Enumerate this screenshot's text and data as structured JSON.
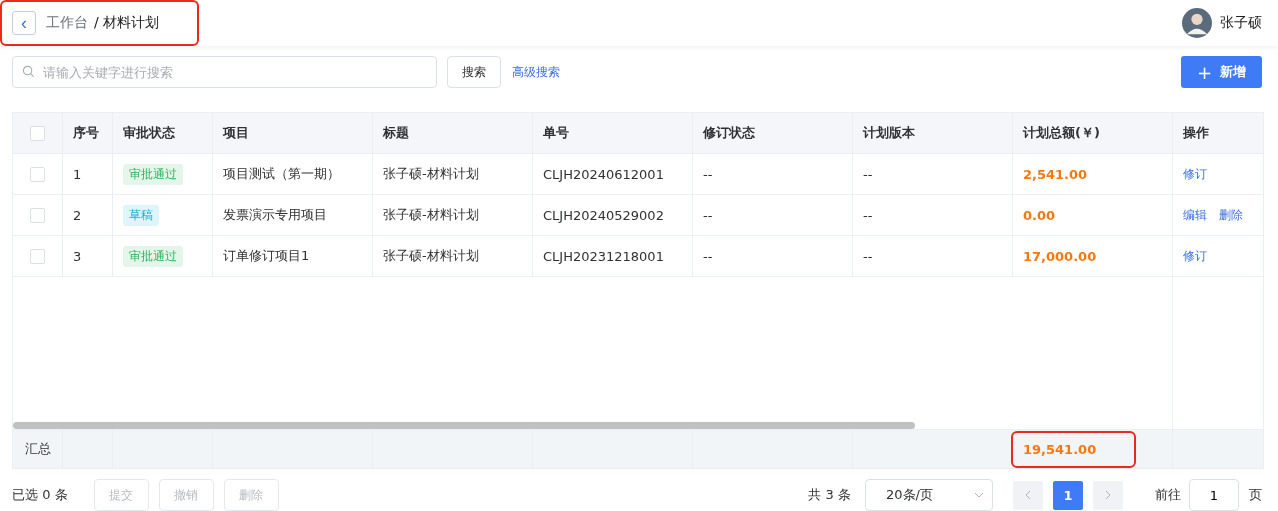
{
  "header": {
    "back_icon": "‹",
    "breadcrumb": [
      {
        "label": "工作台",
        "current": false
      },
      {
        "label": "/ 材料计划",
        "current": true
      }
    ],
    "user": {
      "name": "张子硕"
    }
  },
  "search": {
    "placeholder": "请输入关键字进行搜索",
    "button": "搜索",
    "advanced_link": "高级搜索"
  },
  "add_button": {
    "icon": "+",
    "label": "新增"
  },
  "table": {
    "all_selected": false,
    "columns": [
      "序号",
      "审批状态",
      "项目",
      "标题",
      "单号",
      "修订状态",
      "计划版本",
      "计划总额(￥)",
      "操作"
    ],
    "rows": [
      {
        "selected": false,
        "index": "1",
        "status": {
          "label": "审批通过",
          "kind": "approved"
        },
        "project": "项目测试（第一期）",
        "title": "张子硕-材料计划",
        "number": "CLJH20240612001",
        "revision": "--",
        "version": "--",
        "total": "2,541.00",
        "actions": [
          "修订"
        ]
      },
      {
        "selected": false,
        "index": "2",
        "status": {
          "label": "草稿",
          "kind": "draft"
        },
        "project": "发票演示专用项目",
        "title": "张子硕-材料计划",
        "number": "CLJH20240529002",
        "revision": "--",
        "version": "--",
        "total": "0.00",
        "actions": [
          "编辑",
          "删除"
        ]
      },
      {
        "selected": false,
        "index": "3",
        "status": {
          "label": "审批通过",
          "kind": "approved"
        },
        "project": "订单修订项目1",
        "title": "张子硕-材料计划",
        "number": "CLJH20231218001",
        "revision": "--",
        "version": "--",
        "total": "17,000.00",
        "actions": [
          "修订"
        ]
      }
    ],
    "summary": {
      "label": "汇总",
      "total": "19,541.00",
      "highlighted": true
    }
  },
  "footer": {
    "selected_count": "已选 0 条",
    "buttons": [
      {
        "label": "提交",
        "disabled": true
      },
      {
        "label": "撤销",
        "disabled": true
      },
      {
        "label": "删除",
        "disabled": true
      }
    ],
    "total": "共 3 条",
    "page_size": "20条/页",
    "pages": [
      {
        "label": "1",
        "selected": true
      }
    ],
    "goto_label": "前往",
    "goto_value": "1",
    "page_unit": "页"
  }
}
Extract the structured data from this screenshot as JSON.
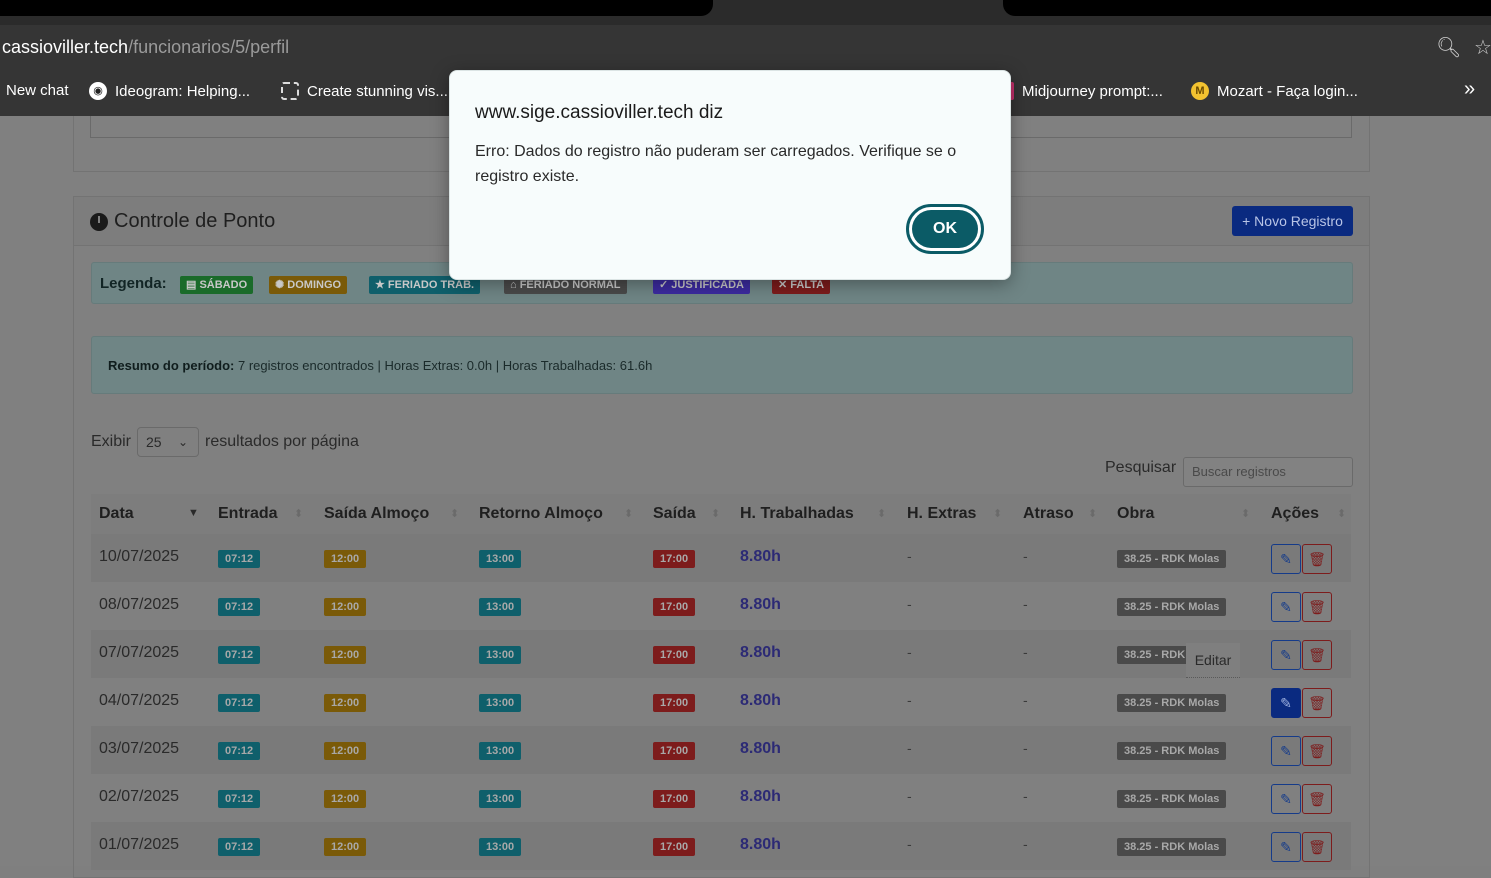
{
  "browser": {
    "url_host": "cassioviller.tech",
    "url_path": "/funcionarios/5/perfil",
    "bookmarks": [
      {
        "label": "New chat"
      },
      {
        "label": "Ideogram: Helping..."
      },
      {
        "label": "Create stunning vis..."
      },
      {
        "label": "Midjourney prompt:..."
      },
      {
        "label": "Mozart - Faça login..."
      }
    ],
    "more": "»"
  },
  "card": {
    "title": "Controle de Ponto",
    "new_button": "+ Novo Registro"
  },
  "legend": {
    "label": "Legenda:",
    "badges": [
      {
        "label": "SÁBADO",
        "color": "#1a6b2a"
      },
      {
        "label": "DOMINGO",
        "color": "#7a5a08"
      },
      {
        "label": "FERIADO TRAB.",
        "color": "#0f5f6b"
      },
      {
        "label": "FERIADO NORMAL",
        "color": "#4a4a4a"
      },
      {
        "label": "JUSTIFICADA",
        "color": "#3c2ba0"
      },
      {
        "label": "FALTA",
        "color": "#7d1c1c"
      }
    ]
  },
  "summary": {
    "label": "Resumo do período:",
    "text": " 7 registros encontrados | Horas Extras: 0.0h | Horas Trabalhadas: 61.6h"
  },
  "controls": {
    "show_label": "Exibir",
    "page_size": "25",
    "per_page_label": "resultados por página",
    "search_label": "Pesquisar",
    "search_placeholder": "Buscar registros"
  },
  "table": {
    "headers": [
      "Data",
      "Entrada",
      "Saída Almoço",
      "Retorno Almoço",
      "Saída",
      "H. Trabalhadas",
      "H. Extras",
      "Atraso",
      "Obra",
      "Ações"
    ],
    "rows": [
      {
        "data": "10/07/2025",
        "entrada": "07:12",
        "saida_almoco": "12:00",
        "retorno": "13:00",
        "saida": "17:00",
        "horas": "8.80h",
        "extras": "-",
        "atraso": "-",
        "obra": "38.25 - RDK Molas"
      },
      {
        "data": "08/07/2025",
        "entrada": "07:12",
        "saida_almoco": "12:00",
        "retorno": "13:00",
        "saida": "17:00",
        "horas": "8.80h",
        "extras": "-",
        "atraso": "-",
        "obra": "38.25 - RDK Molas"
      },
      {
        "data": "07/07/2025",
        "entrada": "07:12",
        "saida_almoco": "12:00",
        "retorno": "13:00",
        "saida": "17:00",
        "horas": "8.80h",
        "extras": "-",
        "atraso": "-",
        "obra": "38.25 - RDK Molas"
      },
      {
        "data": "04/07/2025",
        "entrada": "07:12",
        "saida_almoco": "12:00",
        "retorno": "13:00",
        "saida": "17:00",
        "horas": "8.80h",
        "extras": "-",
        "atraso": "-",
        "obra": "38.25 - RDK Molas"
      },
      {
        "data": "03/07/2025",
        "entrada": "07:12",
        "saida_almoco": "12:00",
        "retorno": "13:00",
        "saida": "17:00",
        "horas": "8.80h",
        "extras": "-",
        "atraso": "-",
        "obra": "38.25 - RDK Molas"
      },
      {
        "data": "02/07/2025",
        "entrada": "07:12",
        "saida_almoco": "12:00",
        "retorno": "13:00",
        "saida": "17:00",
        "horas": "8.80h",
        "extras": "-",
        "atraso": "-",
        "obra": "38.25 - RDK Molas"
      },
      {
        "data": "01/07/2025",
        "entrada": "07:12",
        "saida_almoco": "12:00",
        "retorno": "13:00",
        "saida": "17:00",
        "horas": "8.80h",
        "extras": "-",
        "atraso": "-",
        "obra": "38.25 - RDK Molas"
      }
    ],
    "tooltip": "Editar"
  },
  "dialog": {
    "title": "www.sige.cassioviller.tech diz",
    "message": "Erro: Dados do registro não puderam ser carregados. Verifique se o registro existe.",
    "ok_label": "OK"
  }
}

...

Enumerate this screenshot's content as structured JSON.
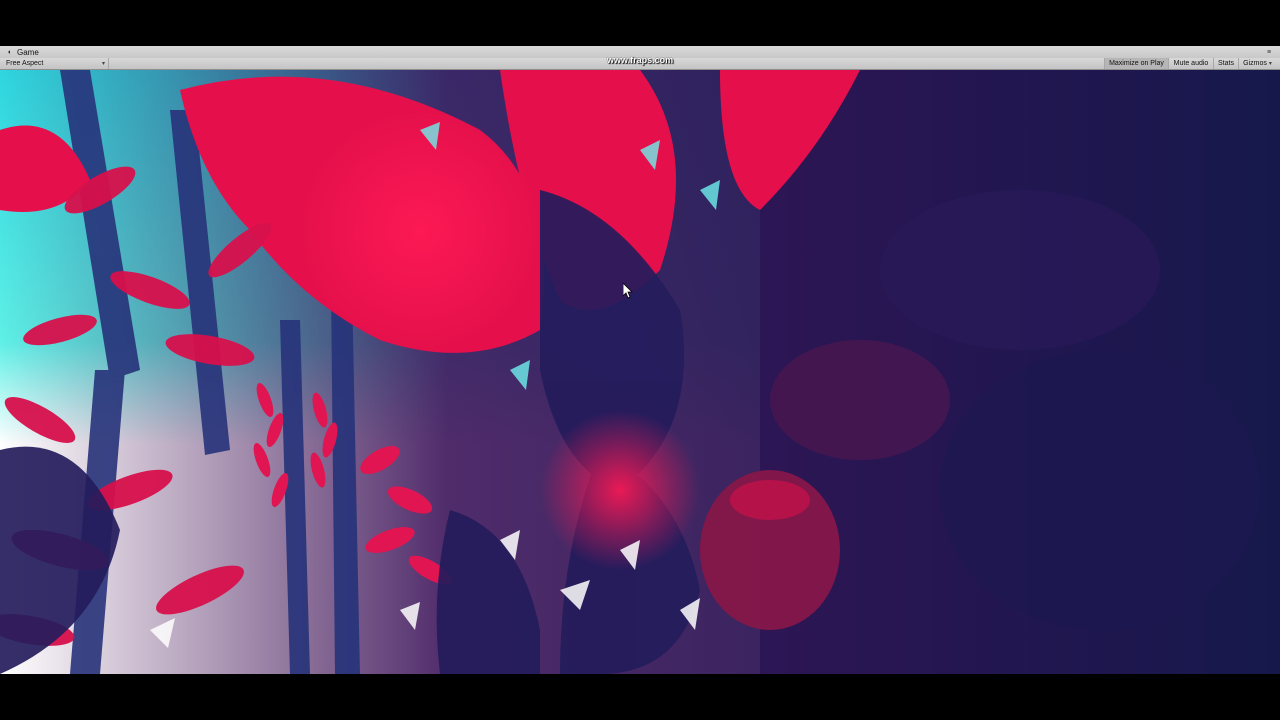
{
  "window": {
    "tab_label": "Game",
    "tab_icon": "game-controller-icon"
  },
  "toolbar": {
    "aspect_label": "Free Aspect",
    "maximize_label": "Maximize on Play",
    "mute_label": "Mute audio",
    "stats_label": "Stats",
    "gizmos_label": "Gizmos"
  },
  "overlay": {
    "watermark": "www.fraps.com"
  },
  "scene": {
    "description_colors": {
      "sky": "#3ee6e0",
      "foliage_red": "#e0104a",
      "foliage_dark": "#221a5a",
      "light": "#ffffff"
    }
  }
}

==

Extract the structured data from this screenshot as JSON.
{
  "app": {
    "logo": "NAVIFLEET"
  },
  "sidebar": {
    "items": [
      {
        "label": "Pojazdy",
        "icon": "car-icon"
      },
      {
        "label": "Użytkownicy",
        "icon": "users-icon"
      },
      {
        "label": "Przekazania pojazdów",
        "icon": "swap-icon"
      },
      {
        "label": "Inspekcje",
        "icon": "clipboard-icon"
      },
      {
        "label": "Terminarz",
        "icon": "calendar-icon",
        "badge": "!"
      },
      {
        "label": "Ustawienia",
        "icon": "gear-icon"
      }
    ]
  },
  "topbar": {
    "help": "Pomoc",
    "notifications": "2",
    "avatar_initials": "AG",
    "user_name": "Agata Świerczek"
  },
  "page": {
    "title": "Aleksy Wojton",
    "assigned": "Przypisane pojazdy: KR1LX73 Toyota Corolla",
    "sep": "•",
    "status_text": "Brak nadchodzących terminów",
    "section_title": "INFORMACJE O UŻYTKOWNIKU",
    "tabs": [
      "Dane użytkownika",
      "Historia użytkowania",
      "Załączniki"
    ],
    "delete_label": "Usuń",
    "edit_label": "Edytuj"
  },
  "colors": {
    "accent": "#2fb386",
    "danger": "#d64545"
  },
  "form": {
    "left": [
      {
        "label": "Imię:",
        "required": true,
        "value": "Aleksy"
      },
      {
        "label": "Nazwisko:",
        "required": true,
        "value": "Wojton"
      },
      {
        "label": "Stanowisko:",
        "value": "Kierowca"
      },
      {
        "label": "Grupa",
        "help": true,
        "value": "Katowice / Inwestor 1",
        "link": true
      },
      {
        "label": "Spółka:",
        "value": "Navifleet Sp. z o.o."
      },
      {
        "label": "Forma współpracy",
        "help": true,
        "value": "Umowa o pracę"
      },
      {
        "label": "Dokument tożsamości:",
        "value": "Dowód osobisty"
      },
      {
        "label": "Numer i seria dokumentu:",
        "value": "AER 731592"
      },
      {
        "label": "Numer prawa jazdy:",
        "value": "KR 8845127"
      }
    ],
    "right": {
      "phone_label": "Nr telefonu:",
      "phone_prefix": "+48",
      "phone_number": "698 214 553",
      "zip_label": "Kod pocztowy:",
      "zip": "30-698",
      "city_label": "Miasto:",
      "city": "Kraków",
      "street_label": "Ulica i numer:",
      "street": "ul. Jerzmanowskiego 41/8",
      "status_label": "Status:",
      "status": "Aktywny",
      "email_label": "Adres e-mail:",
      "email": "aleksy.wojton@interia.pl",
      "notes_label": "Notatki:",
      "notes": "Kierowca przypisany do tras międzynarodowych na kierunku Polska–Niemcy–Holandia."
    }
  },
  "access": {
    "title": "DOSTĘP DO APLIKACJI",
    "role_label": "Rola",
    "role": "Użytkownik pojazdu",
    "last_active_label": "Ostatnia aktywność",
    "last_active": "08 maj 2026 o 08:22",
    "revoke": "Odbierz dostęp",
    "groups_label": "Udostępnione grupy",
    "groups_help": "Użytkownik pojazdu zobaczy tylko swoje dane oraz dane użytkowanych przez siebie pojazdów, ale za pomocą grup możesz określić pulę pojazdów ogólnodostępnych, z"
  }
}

WHAT THIS TASK INVOLVES: Using the listing above, return all lines where the word "cassioviller" occurs.

ANSWER TO THE TASK:
    "url_host": "cassioviller.tech",
    "title": "www.sige.cassioviller.tech diz",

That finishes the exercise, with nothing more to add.